* **MATERIAL SHOWN**
■ ■ ■
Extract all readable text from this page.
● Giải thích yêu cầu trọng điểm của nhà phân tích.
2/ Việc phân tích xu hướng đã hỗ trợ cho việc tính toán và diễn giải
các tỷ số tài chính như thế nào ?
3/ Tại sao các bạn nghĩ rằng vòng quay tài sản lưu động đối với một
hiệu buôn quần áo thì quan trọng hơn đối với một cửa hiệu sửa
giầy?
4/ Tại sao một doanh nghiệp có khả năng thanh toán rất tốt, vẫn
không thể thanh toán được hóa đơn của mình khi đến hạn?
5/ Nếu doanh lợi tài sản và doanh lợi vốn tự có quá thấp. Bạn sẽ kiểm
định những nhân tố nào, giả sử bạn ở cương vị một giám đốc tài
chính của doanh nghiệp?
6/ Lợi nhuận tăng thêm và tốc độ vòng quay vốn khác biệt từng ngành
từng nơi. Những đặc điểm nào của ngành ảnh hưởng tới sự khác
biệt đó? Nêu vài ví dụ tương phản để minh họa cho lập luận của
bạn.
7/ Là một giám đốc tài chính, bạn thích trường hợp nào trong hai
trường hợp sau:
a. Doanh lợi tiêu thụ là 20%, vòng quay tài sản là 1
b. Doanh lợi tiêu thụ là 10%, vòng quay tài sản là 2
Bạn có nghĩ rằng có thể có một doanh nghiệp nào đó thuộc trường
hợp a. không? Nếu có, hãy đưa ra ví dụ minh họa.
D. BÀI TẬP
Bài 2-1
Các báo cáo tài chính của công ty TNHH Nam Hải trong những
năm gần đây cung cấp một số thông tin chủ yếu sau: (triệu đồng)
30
■ ■ ■
* **TASK DETAILS**
Look through the data above. Copy every line with the string "điểm" in it.

* **SOLUTION TO THE EXERCISE**
● Giải thích yêu cầu trọng điểm của nhà phân tích.
từng nơi. Những đặc điểm nào của ngành ảnh hưởng tới sự khác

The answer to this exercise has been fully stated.